Visual layout annotation data
<<<<
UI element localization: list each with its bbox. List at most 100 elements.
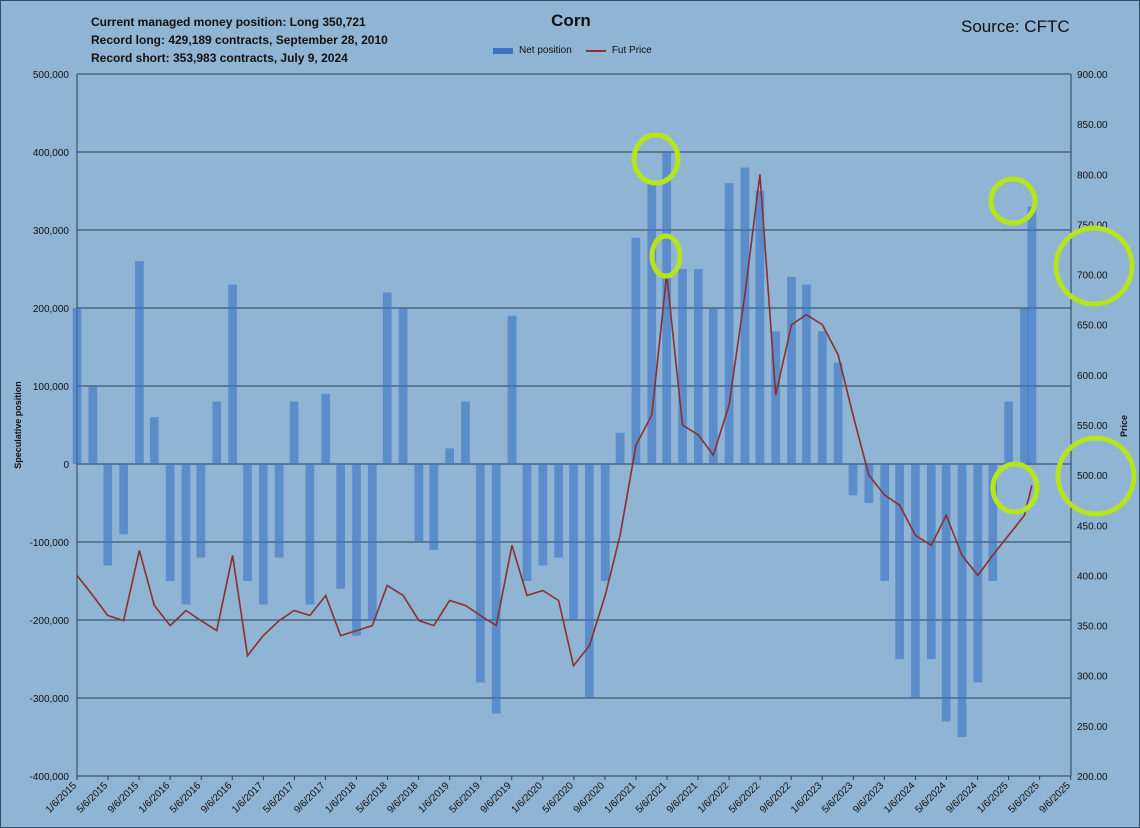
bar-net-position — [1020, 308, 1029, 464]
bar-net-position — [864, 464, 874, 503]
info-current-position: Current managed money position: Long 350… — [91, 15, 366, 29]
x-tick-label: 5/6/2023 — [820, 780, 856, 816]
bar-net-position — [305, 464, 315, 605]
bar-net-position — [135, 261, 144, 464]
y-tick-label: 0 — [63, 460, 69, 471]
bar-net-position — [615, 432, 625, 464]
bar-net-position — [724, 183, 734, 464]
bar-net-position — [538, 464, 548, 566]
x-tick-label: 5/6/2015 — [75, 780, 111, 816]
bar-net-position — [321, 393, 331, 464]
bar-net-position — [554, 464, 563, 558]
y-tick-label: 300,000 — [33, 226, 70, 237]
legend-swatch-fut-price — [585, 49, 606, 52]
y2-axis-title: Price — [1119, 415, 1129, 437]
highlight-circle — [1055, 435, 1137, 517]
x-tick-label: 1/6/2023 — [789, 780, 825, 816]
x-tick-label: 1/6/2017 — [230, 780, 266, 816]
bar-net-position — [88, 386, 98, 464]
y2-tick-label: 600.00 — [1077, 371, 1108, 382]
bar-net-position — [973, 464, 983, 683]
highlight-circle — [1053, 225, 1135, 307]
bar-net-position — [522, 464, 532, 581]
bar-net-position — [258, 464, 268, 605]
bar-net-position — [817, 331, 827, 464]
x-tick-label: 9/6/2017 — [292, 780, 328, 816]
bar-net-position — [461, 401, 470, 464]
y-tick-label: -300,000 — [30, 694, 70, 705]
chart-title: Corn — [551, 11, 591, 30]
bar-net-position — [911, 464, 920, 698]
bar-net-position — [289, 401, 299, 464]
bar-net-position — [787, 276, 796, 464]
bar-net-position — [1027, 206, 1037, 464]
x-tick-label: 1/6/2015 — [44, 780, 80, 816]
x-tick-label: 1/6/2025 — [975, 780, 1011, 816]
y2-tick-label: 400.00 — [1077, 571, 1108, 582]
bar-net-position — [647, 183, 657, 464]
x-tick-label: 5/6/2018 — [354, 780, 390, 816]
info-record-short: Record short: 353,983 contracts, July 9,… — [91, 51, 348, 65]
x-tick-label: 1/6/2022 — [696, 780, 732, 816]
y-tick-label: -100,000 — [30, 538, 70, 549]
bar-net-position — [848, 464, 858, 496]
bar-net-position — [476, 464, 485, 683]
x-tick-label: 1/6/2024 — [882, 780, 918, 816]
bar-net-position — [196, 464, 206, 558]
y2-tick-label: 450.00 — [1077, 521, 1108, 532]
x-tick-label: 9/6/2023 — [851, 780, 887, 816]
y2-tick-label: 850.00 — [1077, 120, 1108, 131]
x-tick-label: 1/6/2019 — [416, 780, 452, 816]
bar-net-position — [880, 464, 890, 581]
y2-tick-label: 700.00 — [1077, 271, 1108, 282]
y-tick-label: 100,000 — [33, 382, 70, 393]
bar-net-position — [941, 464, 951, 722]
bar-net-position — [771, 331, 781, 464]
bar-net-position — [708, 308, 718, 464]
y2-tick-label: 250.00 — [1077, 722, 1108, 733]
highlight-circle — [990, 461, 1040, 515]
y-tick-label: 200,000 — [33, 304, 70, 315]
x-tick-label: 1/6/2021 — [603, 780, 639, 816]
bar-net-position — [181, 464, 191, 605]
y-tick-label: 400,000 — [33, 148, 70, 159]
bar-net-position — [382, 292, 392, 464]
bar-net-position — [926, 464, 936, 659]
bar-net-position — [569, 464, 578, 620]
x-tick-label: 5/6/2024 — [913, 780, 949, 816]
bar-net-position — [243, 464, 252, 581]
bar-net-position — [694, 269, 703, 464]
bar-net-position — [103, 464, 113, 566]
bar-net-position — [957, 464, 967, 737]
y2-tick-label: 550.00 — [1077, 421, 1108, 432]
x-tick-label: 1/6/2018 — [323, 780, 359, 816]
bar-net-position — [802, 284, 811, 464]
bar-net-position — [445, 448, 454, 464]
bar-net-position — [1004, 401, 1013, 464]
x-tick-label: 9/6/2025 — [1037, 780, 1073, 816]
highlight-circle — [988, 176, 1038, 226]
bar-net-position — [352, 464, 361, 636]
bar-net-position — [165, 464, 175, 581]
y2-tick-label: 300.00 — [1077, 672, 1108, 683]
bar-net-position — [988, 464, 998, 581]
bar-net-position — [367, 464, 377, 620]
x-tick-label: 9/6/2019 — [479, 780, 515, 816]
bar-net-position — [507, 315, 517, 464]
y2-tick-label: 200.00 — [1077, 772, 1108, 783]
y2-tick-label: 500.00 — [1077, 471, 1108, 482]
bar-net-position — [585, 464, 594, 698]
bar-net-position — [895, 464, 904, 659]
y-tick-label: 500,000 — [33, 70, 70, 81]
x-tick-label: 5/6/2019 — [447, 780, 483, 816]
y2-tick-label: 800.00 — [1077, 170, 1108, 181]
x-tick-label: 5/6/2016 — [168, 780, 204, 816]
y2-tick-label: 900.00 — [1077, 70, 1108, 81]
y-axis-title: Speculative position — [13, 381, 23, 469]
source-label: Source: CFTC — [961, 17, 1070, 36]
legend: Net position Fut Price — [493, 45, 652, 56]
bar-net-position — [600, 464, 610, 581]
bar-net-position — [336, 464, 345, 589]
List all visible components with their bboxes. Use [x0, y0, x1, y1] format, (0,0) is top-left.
>>>>
■ WHAT TO PRODUCE
Return the rows from the line containing "bar-net-position — [1020, 308, 1029, 464]" through the line containing "bar-net-position — [724, 183, 734, 464]", inclusive, copying each line without any change.

■ SOLUTION
bar-net-position — [1020, 308, 1029, 464]
bar-net-position — [864, 464, 874, 503]
info-current-position: Current managed money position: Long 350… — [91, 15, 366, 29]
x-tick-label: 5/6/2023 — [820, 780, 856, 816]
bar-net-position — [305, 464, 315, 605]
bar-net-position — [135, 261, 144, 464]
y-tick-label: 0 — [63, 460, 69, 471]
bar-net-position — [615, 432, 625, 464]
bar-net-position — [724, 183, 734, 464]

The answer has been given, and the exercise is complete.